* Directive:
Among these lines, how many include "要在光屏上成清晰的像"? Answer only with the number.

◆ ◆ ◆ ◆ ◆ ◆ ◆

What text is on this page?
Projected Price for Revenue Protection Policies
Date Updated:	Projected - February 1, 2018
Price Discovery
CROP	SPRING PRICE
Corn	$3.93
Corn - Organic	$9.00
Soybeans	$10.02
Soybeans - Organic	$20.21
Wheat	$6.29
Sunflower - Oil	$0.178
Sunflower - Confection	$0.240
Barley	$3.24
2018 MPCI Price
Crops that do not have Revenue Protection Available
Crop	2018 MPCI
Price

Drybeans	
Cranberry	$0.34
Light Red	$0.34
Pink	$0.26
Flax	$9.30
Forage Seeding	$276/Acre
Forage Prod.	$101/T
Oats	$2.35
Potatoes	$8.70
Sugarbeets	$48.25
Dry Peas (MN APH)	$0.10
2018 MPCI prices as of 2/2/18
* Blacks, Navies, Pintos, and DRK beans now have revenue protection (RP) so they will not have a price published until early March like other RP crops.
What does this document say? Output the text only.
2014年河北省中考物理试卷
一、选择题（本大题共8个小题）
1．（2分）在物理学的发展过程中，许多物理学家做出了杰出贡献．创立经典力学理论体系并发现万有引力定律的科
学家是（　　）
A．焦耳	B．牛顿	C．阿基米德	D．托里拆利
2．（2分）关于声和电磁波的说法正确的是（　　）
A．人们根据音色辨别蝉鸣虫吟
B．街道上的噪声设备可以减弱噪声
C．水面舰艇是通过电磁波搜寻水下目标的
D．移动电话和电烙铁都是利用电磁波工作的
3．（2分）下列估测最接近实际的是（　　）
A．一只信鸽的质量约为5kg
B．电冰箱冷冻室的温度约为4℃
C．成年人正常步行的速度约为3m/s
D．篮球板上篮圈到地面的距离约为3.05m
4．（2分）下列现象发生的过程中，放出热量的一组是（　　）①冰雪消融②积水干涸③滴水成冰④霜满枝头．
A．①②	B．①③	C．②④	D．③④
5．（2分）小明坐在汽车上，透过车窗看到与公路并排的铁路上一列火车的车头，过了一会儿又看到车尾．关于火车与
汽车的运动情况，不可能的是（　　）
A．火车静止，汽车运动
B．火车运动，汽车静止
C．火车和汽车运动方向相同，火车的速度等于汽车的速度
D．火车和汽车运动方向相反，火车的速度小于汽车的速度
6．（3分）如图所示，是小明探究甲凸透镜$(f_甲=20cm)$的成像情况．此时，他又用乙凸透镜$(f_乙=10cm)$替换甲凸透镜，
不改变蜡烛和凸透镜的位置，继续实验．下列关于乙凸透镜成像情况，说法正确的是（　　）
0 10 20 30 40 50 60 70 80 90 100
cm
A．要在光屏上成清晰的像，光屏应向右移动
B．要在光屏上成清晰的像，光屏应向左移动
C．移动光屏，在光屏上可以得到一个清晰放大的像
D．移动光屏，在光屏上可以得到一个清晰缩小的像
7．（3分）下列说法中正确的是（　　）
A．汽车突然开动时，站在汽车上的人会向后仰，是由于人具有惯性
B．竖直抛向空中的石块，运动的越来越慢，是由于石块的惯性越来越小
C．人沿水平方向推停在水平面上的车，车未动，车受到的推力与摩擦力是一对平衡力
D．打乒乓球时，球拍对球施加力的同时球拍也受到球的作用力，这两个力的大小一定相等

◆ ◆ ◆ ◆ ◆ ◆ ◆

* Full output:
2